• GIVEN DATA:
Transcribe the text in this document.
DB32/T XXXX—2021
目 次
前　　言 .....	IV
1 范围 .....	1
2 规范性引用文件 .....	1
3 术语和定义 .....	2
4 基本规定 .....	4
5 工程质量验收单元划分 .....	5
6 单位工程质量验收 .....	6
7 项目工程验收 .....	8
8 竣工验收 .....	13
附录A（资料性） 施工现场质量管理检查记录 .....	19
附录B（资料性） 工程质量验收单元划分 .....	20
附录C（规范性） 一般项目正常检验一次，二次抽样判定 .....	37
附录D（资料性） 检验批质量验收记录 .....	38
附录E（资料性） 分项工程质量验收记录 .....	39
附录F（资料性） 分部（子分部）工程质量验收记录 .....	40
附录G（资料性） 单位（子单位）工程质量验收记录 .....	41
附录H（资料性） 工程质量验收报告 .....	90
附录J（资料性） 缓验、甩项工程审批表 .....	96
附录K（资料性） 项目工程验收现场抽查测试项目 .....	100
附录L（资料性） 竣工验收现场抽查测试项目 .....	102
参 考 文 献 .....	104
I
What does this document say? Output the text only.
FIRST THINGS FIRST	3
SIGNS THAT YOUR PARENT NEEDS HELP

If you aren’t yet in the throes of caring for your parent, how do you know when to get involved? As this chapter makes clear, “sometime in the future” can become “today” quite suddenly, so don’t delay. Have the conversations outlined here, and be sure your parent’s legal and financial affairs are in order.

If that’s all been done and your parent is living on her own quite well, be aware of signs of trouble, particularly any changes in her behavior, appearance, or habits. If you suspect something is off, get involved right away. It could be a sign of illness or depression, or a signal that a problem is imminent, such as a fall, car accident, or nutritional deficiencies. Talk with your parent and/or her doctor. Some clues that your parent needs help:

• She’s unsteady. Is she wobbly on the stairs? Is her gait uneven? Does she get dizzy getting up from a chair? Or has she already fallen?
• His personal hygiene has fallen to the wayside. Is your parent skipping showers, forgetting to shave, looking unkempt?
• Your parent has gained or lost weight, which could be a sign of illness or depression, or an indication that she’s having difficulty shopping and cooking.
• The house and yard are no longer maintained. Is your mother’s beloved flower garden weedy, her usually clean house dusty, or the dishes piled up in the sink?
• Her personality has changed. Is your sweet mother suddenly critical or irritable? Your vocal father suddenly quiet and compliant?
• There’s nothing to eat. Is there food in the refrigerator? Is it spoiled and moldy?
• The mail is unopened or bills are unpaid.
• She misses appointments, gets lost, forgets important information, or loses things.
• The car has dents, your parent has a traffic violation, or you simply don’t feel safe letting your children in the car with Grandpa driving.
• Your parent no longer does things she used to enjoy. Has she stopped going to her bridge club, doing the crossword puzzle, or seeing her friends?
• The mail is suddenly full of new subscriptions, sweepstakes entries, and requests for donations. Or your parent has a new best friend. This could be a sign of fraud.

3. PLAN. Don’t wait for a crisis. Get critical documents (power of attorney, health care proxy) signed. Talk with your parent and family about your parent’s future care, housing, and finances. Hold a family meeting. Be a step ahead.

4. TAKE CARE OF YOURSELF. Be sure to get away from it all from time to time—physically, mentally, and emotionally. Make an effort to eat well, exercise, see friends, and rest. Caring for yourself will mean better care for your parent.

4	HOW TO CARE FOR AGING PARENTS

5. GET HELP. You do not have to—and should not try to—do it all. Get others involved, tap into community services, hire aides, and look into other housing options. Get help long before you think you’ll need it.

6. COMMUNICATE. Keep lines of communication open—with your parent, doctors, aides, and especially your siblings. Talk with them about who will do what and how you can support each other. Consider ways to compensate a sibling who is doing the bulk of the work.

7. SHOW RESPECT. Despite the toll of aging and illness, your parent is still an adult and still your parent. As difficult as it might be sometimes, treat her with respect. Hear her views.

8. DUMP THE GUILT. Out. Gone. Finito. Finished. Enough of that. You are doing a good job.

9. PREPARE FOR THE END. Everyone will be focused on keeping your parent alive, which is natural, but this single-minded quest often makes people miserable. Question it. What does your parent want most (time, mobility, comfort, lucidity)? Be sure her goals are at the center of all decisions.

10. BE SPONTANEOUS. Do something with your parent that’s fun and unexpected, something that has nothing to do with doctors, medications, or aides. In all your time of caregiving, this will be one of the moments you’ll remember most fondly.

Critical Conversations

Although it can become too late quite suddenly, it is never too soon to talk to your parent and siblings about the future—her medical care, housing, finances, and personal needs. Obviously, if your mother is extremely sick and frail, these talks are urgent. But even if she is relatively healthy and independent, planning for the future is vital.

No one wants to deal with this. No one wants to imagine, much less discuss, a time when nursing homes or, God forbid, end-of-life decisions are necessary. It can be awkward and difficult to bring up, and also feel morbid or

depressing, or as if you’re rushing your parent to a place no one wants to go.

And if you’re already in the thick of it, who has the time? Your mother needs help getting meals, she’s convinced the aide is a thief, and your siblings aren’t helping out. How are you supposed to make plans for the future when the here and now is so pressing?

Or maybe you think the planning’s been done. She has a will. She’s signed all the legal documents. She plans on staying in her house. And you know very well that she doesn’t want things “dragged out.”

• YOUR INSTRUCTIONS: Count how many lines in the data above hold the string "nothing", and give the number with no other words.

• RESULT: 2